BEGIN

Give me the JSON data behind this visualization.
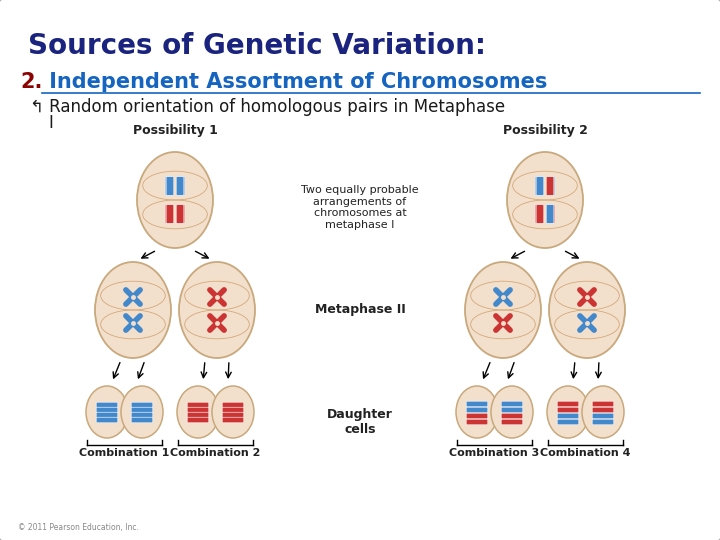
{
  "title": "Sources of Genetic Variation:",
  "title_color": "#1a237e",
  "title_fontsize": 20,
  "subtitle_number": "2.",
  "subtitle_number_color": "#8B0000",
  "subtitle_text": " Independent Assortment of Chromosomes",
  "subtitle_color": "#1565C0",
  "subtitle_fontsize": 15,
  "bullet_fontsize": 12,
  "bullet_color": "#1a1a1a",
  "bg_color": "#ffffff",
  "border_color": "#aaaaaa",
  "cell_fill": "#f2e0cc",
  "cell_edge": "#c9a87c",
  "blue_chr": "#4488cc",
  "red_chr": "#cc3333",
  "label_color": "#222222",
  "label_fontsize": 8,
  "center_text": "Two equally probable\narrangements of\nchromosomes at\nmetaphase I",
  "metaphase2_label": "Metaphase II",
  "daughter_label": "Daughter\ncells",
  "possibility1": "Possibility 1",
  "possibility2": "Possibility 2",
  "combo1": "Combination 1",
  "combo2": "Combination 2",
  "combo3": "Combination 3",
  "combo4": "Combination 4",
  "copyright": "© 2011 Pearson Education, Inc."
}
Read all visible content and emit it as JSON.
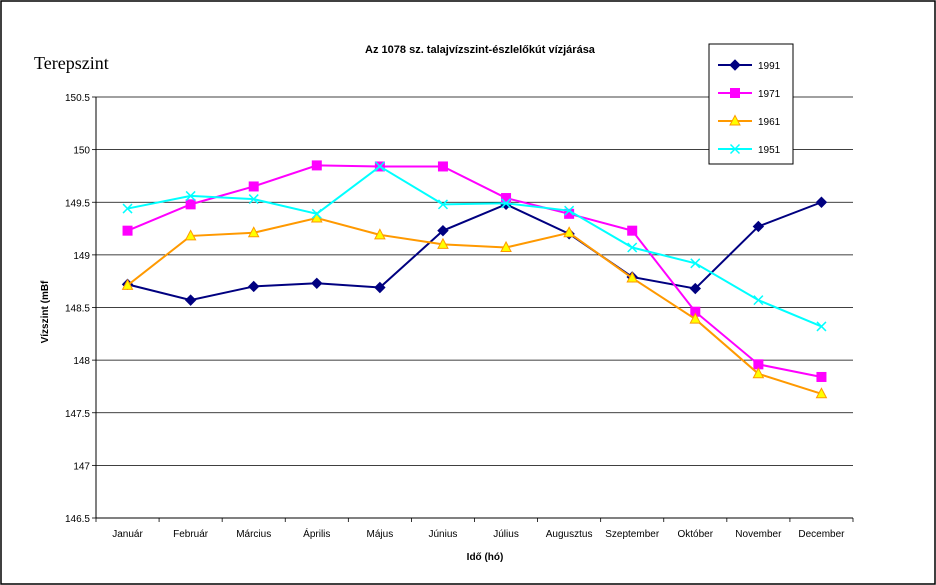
{
  "annotation": "Terepszint",
  "chart_data": {
    "type": "line",
    "title": "Az 1078 sz. talajvízszint-észlelőkút vízjárása",
    "xlabel": "Idő (hó)",
    "ylabel": "Vízszint (mBf",
    "ylim": [
      146.5,
      150.5
    ],
    "yticks": [
      "146.5",
      "147",
      "147.5",
      "148",
      "148.5",
      "149",
      "149.5",
      "150",
      "150.5"
    ],
    "grid": "horizontal",
    "legend_position": "top-right",
    "categories": [
      "Január",
      "Február",
      "Március",
      "Április",
      "Május",
      "Június",
      "Július",
      "Augusztus",
      "Szeptember",
      "Október",
      "November",
      "December"
    ],
    "series": [
      {
        "name": "1991",
        "color": "#000080",
        "marker": "diamond",
        "values": [
          148.72,
          148.57,
          148.7,
          148.73,
          148.69,
          149.23,
          149.48,
          149.2,
          148.79,
          148.68,
          149.27,
          149.5
        ]
      },
      {
        "name": "1971",
        "color": "#ff00ff",
        "marker": "square",
        "values": [
          149.23,
          149.48,
          149.65,
          149.85,
          149.84,
          149.84,
          149.54,
          149.39,
          149.23,
          148.46,
          147.96,
          147.84
        ]
      },
      {
        "name": "1961",
        "color": "#ff9900",
        "marker": "triangle",
        "values": [
          148.71,
          149.18,
          149.21,
          149.35,
          149.19,
          149.1,
          149.07,
          149.21,
          148.78,
          148.39,
          147.87,
          147.68
        ]
      },
      {
        "name": "1951",
        "color": "#00ffff",
        "marker": "x",
        "values": [
          149.44,
          149.56,
          149.53,
          149.39,
          149.84,
          149.48,
          149.49,
          149.42,
          149.07,
          148.92,
          148.57,
          148.32
        ]
      }
    ]
  }
}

END

--- Task description ---
Keep the pictures out of the copy and write out the data exactly as it stands.

--- Response to this task ---
Give me the JSON data behind this visualization.
{
  "title": "Sources of Genetic Variation:",
  "title_color": "#1a237e",
  "title_fontsize": 20,
  "subtitle_number": "2.",
  "subtitle_number_color": "#8B0000",
  "subtitle_text": " Independent Assortment of Chromosomes",
  "subtitle_color": "#1565C0",
  "subtitle_fontsize": 15,
  "bullet_fontsize": 12,
  "bullet_color": "#1a1a1a",
  "bg_color": "#ffffff",
  "border_color": "#aaaaaa",
  "cell_fill": "#f2e0cc",
  "cell_edge": "#c9a87c",
  "blue_chr": "#4488cc",
  "red_chr": "#cc3333",
  "label_color": "#222222",
  "label_fontsize": 8,
  "center_text": "Two equally probable\narrangements of\nchromosomes at\nmetaphase I",
  "metaphase2_label": "Metaphase II",
  "daughter_label": "Daughter\ncells",
  "possibility1": "Possibility 1",
  "possibility2": "Possibility 2",
  "combo1": "Combination 1",
  "combo2": "Combination 2",
  "combo3": "Combination 3",
  "combo4": "Combination 4",
  "copyright": "© 2011 Pearson Education, Inc."
}
Read all visible content and emit it as JSON.
{
  "annotation": "Terepszint",
  "chart_data": {
    "type": "line",
    "title": "Az 1078 sz. talajvízszint-észlelőkút vízjárása",
    "xlabel": "Idő (hó)",
    "ylabel": "Vízszint (mBf",
    "ylim": [
      146.5,
      150.5
    ],
    "yticks": [
      "146.5",
      "147",
      "147.5",
      "148",
      "148.5",
      "149",
      "149.5",
      "150",
      "150.5"
    ],
    "grid": "horizontal",
    "legend_position": "top-right",
    "categories": [
      "Január",
      "Február",
      "Március",
      "Április",
      "Május",
      "Június",
      "Július",
      "Augusztus",
      "Szeptember",
      "Október",
      "November",
      "December"
    ],
    "series": [
      {
        "name": "1991",
        "color": "#000080",
        "marker": "diamond",
        "values": [
          148.72,
          148.57,
          148.7,
          148.73,
          148.69,
          149.23,
          149.48,
          149.2,
          148.79,
          148.68,
          149.27,
          149.5
        ]
      },
      {
        "name": "1971",
        "color": "#ff00ff",
        "marker": "square",
        "values": [
          149.23,
          149.48,
          149.65,
          149.85,
          149.84,
          149.84,
          149.54,
          149.39,
          149.23,
          148.46,
          147.96,
          147.84
        ]
      },
      {
        "name": "1961",
        "color": "#ff9900",
        "marker": "triangle",
        "values": [
          148.71,
          149.18,
          149.21,
          149.35,
          149.19,
          149.1,
          149.07,
          149.21,
          148.78,
          148.39,
          147.87,
          147.68
        ]
      },
      {
        "name": "1951",
        "color": "#00ffff",
        "marker": "x",
        "values": [
          149.44,
          149.56,
          149.53,
          149.39,
          149.84,
          149.48,
          149.49,
          149.42,
          149.07,
          148.92,
          148.57,
          148.32
        ]
      }
    ]
  }
}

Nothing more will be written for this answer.